In the material below, find all lines with the string "upon" and copy them.
%%
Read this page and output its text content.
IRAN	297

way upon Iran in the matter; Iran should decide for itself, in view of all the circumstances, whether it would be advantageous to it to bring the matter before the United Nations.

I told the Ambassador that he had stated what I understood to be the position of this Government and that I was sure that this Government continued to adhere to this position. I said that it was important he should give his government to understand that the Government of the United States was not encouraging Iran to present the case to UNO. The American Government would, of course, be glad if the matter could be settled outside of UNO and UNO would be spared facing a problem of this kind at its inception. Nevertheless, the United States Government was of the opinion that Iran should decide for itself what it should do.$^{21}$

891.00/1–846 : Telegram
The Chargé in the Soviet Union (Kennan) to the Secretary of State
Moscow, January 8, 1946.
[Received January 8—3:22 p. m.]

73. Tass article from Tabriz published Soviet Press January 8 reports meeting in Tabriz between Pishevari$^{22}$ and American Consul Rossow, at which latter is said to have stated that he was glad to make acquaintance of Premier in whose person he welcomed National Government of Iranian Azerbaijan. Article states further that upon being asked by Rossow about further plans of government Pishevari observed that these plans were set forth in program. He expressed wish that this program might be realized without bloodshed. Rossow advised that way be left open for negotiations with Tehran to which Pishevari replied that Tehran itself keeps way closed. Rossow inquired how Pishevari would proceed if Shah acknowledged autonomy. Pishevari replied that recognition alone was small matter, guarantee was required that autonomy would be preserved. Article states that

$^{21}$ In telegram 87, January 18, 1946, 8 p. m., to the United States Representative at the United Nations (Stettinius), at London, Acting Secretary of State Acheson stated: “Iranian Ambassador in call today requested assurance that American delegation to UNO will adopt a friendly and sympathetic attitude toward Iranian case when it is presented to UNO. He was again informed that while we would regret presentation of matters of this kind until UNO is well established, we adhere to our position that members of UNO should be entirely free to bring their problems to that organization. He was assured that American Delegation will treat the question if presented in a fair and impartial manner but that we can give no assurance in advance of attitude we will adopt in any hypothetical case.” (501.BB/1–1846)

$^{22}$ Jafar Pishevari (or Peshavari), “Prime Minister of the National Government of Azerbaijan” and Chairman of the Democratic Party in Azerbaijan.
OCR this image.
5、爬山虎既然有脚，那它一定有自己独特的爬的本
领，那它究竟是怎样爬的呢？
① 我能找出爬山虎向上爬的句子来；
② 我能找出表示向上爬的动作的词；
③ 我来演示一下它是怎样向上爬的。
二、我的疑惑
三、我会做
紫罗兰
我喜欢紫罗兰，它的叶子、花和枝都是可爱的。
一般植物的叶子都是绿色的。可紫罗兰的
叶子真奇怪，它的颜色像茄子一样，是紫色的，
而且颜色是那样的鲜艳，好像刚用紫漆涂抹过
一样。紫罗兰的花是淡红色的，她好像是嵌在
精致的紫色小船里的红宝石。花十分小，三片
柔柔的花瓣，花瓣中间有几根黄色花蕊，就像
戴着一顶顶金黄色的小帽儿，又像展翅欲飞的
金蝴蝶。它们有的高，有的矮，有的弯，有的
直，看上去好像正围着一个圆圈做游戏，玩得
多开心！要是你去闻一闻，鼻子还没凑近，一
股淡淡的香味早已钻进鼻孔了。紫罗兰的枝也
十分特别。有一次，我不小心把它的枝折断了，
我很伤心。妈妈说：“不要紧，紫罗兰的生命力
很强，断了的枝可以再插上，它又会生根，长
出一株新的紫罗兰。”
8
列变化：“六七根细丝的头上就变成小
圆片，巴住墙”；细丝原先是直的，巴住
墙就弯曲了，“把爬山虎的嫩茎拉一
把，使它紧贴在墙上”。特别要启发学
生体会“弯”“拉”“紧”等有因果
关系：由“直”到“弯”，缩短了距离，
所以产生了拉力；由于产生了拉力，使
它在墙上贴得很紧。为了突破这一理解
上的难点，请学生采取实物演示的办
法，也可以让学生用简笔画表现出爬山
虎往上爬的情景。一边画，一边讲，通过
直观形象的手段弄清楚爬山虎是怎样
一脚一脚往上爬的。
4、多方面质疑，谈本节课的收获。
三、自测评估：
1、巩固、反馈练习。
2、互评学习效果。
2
%%
• [Solution]:
way upon Iran in the matter; Iran should decide for itself, in view of all the circumstances, whether it would be advantageous to it to bring the matter before the United Nations.
73. Tass article from Tabriz published Soviet Press January 8 reports meeting in Tabriz between Pishevari$^{22}$ and American Consul Rossow, at which latter is said to have stated that he was glad to make acquaintance of Premier in whose person he welcomed National Government of Iranian Azerbaijan. Article states further that upon being asked by Rossow about further plans of government Pishevari observed that these plans were set forth in program. He expressed wish that this program might be realized without bloodshed. Rossow advised that way be left open for negotiations with Tehran to which Pishevari replied that Tehran itself keeps way closed. Rossow inquired how Pishevari would proceed if Shah acknowledged autonomy. Pishevari replied that recognition alone was small matter, guarantee was required that autonomy would be preserved. Article states that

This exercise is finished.